**RECORD SET:**

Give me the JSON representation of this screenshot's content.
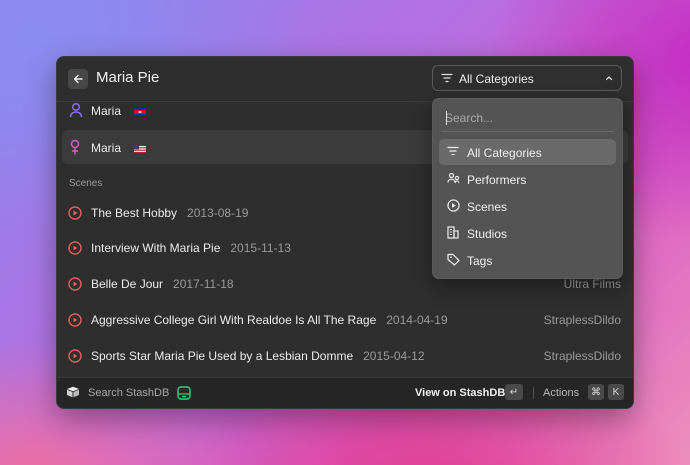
{
  "header": {
    "title": "Maria Pie",
    "category_select": "All Categories"
  },
  "performers": [
    {
      "name": "Maria",
      "flag": "KH"
    },
    {
      "name": "Maria",
      "flag": "US"
    }
  ],
  "scenes_section": "Scenes",
  "scenes": [
    {
      "title": "The Best Hobby",
      "date": "2013-08-19",
      "studio": ""
    },
    {
      "title": "Interview With Maria Pie",
      "date": "2015-11-13",
      "studio": ""
    },
    {
      "title": "Belle De Jour",
      "date": "2017-11-18",
      "studio": "Ultra Films"
    },
    {
      "title": "Aggressive College Girl With Realdoe Is All The Rage",
      "date": "2014-04-19",
      "studio": "StraplessDildo"
    },
    {
      "title": "Sports Star Maria Pie Used by a Lesbian Domme",
      "date": "2015-04-12",
      "studio": "StraplessDildo"
    }
  ],
  "dropdown": {
    "placeholder": "Search...",
    "items": [
      {
        "label": "All Categories",
        "icon": "filter-icon",
        "selected": true
      },
      {
        "label": "Performers",
        "icon": "performers-icon"
      },
      {
        "label": "Scenes",
        "icon": "play-circle-icon"
      },
      {
        "label": "Studios",
        "icon": "building-icon"
      },
      {
        "label": "Tags",
        "icon": "tag-icon"
      }
    ]
  },
  "footer": {
    "search_label": "Search StashDB",
    "view_label": "View on StashDB",
    "enter_key": "↵",
    "actions_label": "Actions",
    "cmd_key": "⌘",
    "k_key": "K"
  },
  "colors": {
    "accent_red": "#e35d5d",
    "performer_male": "#8a6cf0",
    "performer_female": "#d65fc4",
    "stash_green": "#3ccf7a"
  }
}
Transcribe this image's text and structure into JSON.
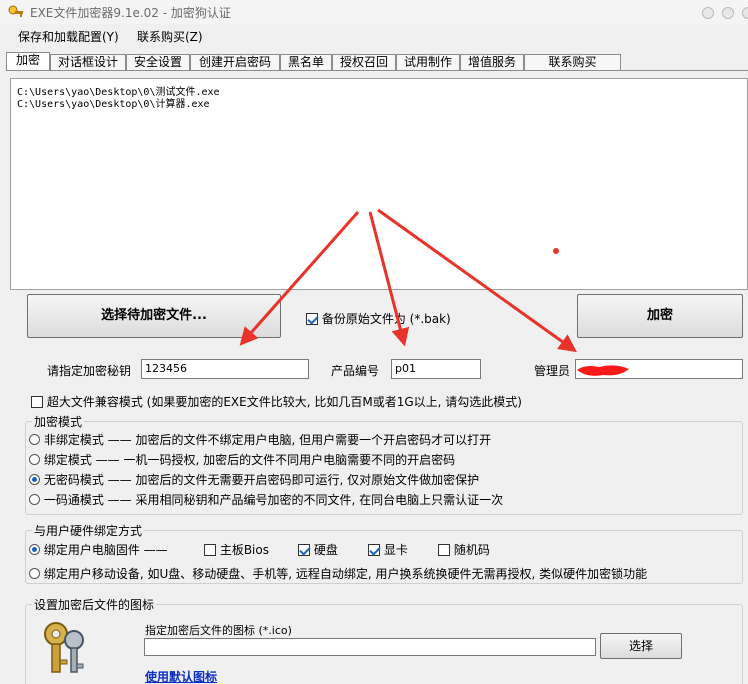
{
  "window": {
    "title": "EXE文件加密器9.1e.02 - 加密狗认证"
  },
  "menu": [
    "保存和加载配置(Y)",
    "联系购买(Z)"
  ],
  "tabs": [
    "加密",
    "对话框设计",
    "安全设置",
    "创建开启密码",
    "黑名单",
    "授权召回",
    "试用制作",
    "增值服务",
    "联系购买"
  ],
  "active_tab": "加密",
  "file_list": [
    "C:\\Users\\yao\\Desktop\\0\\测试文件.exe",
    "C:\\Users\\yao\\Desktop\\0\\计算器.exe"
  ],
  "buttons": {
    "select_files": "选择待加密文件...",
    "encrypt": "加密",
    "choose_icon": "选择"
  },
  "backup_checkbox": {
    "label": "备份原始文件为 (*.bak)",
    "checked": true
  },
  "fields": {
    "key_label": "请指定加密秘钥",
    "key_value": "123456",
    "product_label": "产品编号",
    "product_value": "p01",
    "admin_label": "管理员",
    "admin_value": ""
  },
  "large_file_checkbox": {
    "label": "超大文件兼容模式 (如果要加密的EXE文件比较大, 比如几百M或者1G以上, 请勾选此模式)",
    "checked": false
  },
  "encrypt_mode": {
    "title": "加密模式",
    "options": [
      {
        "label": "非绑定模式 —— 加密后的文件不绑定用户电脑, 但用户需要一个开启密码才可以打开",
        "selected": false
      },
      {
        "label": "绑定模式 —— 一机一码授权, 加密后的文件不同用户电脑需要不同的开启密码",
        "selected": false
      },
      {
        "label": "无密码模式 —— 加密后的文件无需要开启密码即可运行, 仅对原始文件做加密保护",
        "selected": true
      },
      {
        "label": "一码通模式 —— 采用相同秘钥和产品编号加密的不同文件, 在同台电脑上只需认证一次",
        "selected": false
      }
    ]
  },
  "hardware_binding": {
    "title": "与用户硬件绑定方式",
    "opt1": {
      "label": "绑定用户电脑固件 ——",
      "selected": true
    },
    "checks": [
      {
        "label": "主板Bios",
        "checked": false
      },
      {
        "label": "硬盘",
        "checked": true
      },
      {
        "label": "显卡",
        "checked": true
      },
      {
        "label": "随机码",
        "checked": false
      }
    ],
    "opt2": {
      "label": "绑定用户移动设备, 如U盘、移动硬盘、手机等, 远程自动绑定, 用户换系统换硬件无需再授权, 类似硬件加密锁功能",
      "selected": false
    }
  },
  "icon_section": {
    "title": "设置加密后文件的图标",
    "prompt": "指定加密后文件的图标 (*.ico)",
    "path_value": "",
    "default_link": "使用默认图标"
  },
  "colors": {
    "arrow": "#e8322a",
    "link": "#0b2fc8",
    "redaction": "#ff1a1a"
  }
}
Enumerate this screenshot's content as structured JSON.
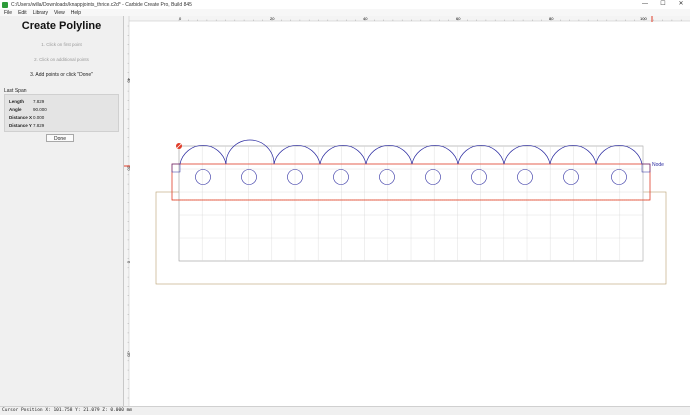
{
  "window": {
    "title": "C:/Users/willa/Downloads/knappjoints_thrice.c2d* - Carbide Create Pro, Build 845",
    "minimize": "—",
    "maximize": "☐",
    "close": "✕"
  },
  "menu": [
    "File",
    "Edit",
    "Library",
    "View",
    "Help"
  ],
  "panel": {
    "title": "Create Polyline",
    "steps": [
      "1. Click on first point",
      "2. Click on additional points",
      "3. Add points or click \"Done\""
    ],
    "last_span_label": "Last Span",
    "last_span": [
      {
        "key": "Length",
        "value": "7.829"
      },
      {
        "key": "Angle",
        "value": "90.000"
      },
      {
        "key": "Distance X",
        "value": "0.000"
      },
      {
        "key": "Distance Y",
        "value": "7.829"
      }
    ],
    "done_label": "Done"
  },
  "ruler": {
    "top_ticks": [
      "0",
      "20",
      "40",
      "60",
      "80",
      "100"
    ],
    "left_ticks": [
      "40",
      "20",
      "0",
      "-20"
    ]
  },
  "canvas": {
    "node_label": "Node",
    "colors": {
      "grid": "#d8d8d8",
      "shape": "#2a2aa0",
      "stock": "#b8a070",
      "selection": "#e03c28",
      "toolpath": "#d4a020"
    }
  },
  "status": {
    "text": "Cursor Position X: 101.758 Y: 21.079 Z: 0.000 mm"
  }
}
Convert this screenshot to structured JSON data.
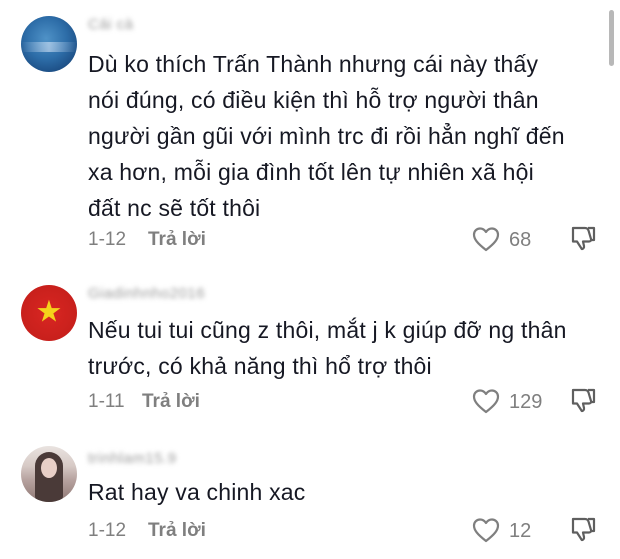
{
  "comments": [
    {
      "username": "Cá́i cà",
      "text_lines": [
        "Dù ko thích Trấn Thành nhưng cái này thấy",
        "nói đúng, có điều kiện thì hỗ trợ người thân",
        "người gần gũi với mình trc đi rồi hẳn nghĩ đến",
        "xa hơn, mỗi gia đình tốt lên tự nhiên xã hội",
        "đất nc sẽ tốt thôi"
      ],
      "date": "1-12",
      "reply_label": "Trả lời",
      "likes": "68",
      "avatar_icon": "sky-avatar-icon"
    },
    {
      "username": "Giadinhnho2016",
      "text_lines": [
        "Nếu tui tui cũng z thôi, mắt j k giúp đỡ ng thân",
        "trước, có khả năng thì hổ trợ thôi"
      ],
      "date": "1-11",
      "reply_label": "Trả lời",
      "likes": "129",
      "avatar_icon": "vietnam-flag-avatar-icon"
    },
    {
      "username": "trinhlam15.9",
      "text_lines": [
        "Rat hay va chinh xac"
      ],
      "date": "1-12",
      "reply_label": "Trả lời",
      "likes": "12",
      "avatar_icon": "photo-avatar-icon"
    }
  ],
  "colors": {
    "text": "#161823",
    "meta": "#7f7f7f",
    "flag_red": "#d92622",
    "flag_star": "#f5d21b"
  }
}
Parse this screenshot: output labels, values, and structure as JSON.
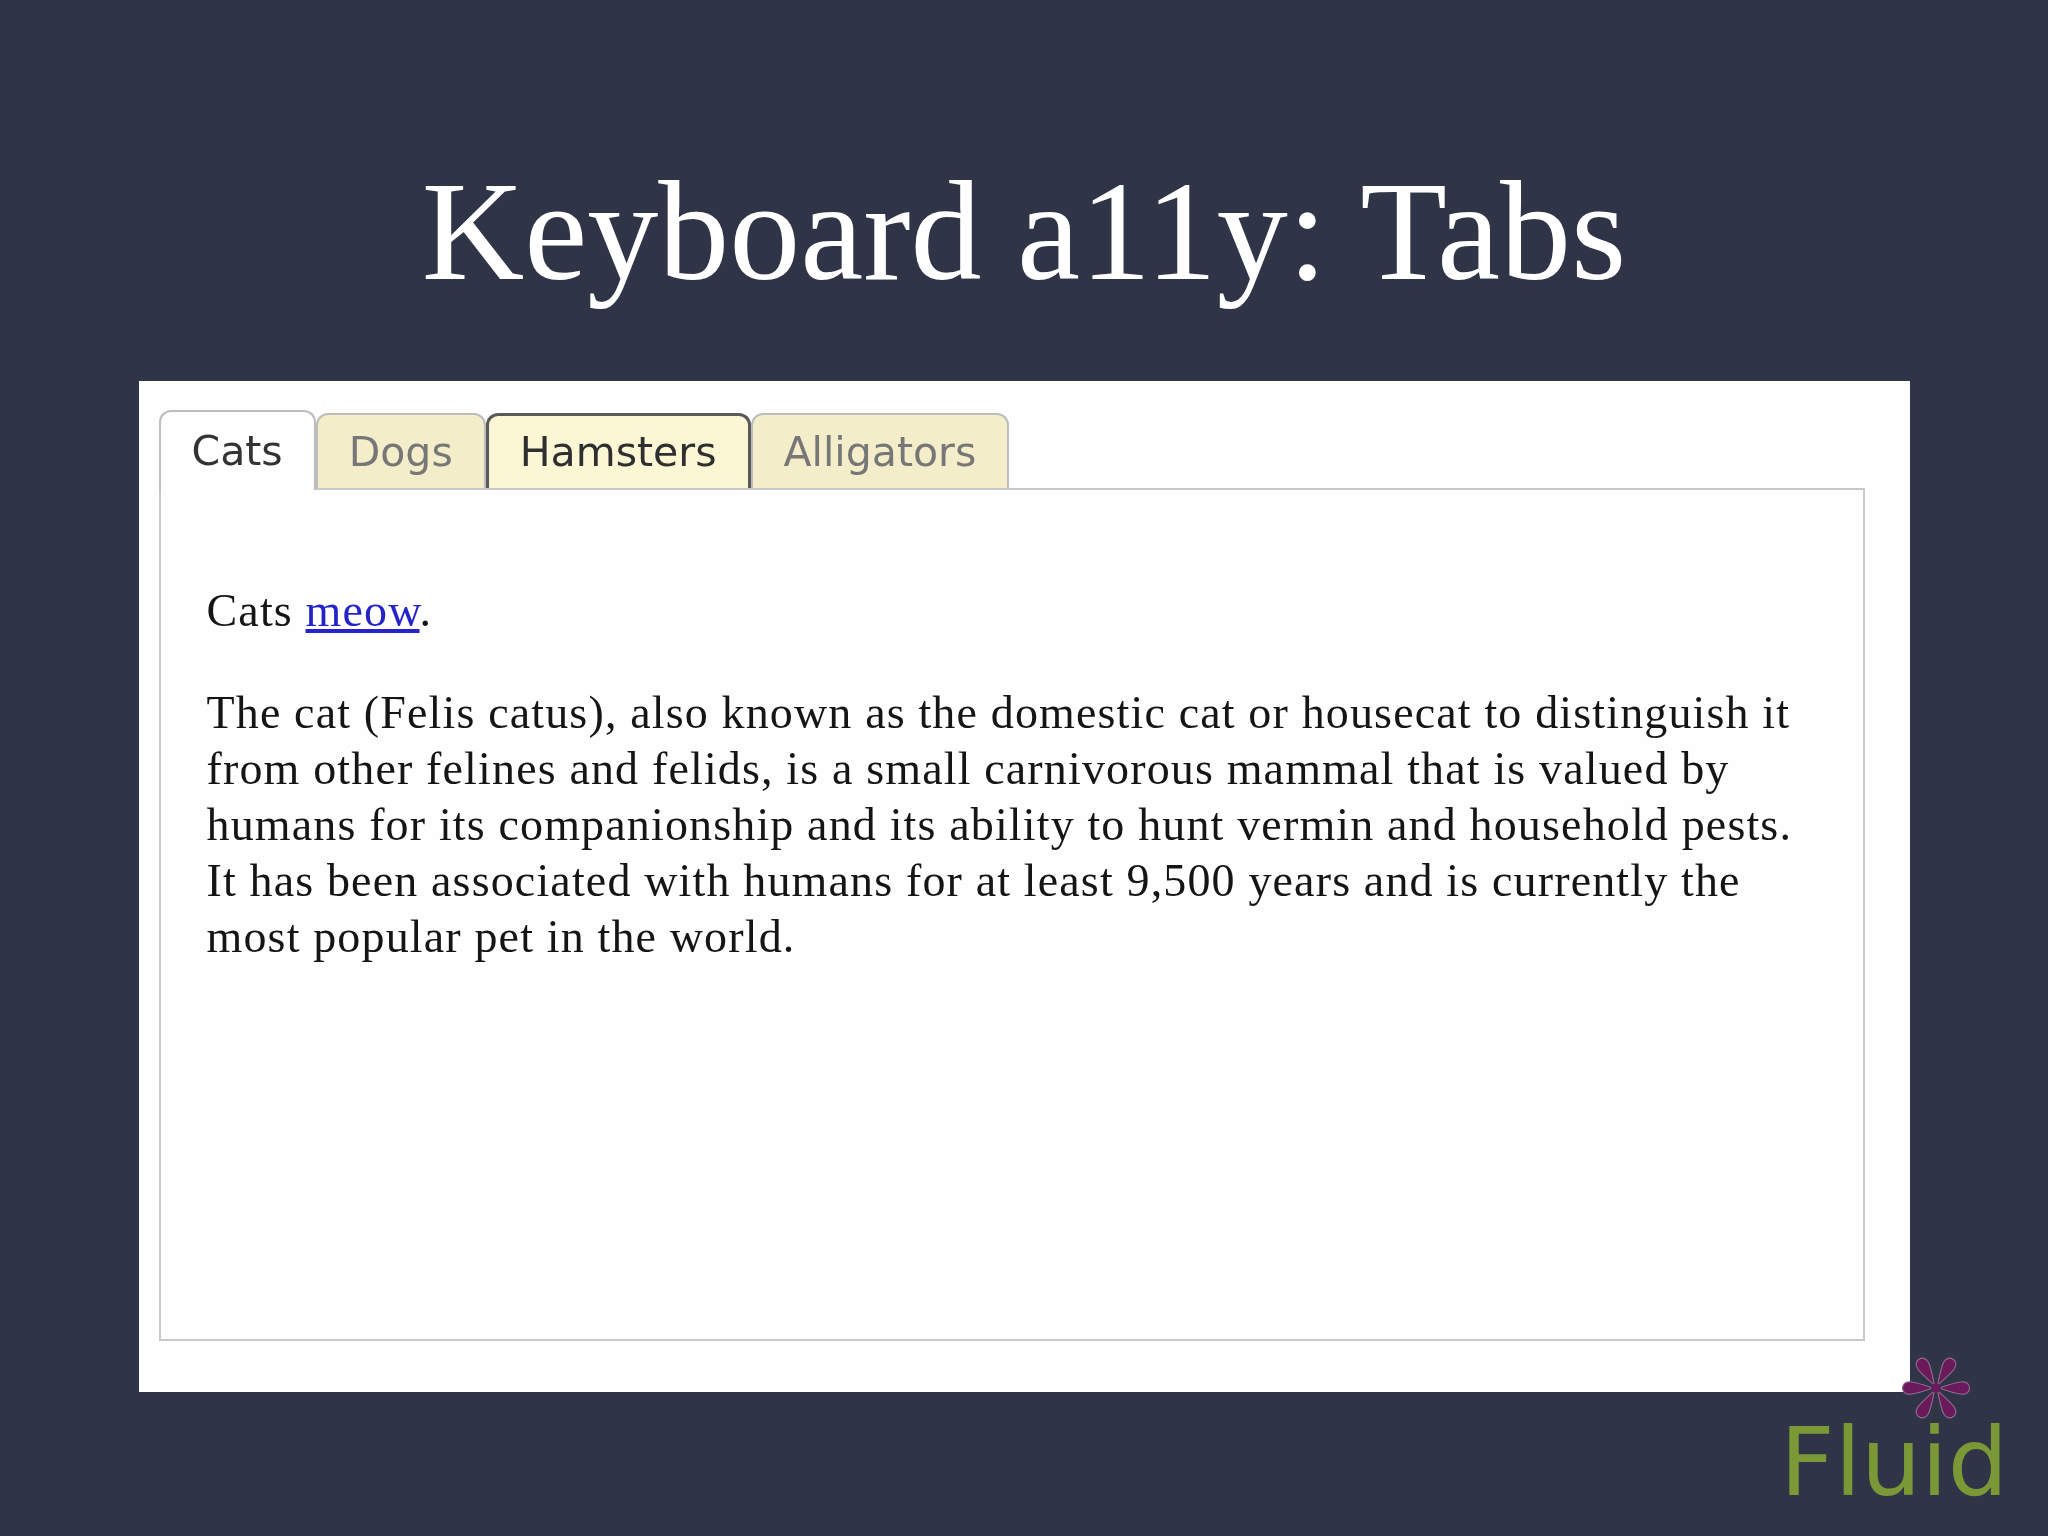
{
  "slide": {
    "title": "Keyboard a11y: Tabs"
  },
  "tabs": [
    {
      "label": "Cats",
      "selected": true,
      "focused": false
    },
    {
      "label": "Dogs",
      "selected": false,
      "focused": false
    },
    {
      "label": "Hamsters",
      "selected": false,
      "focused": true
    },
    {
      "label": "Alligators",
      "selected": false,
      "focused": false
    }
  ],
  "tab_panel": {
    "intro": {
      "text": "Cats",
      "link": "meow",
      "end": "."
    },
    "paragraph": "The cat (Felis catus), also known as the domestic cat or housecat to distinguish it from other felines and felids, is a small carnivorous mammal that is valued by humans for its companionship and its ability to hunt vermin and household pests. It has been associated with humans for at least 9,500 years and is currently the most popular pet in the world."
  },
  "logo": {
    "text": "Fluid"
  }
}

**WHAT IS EXPECTED:** Tally up the lines in the records containing the word "date", then give the count and nothing else.

**ANSWER TO THE EXERCISE:** 8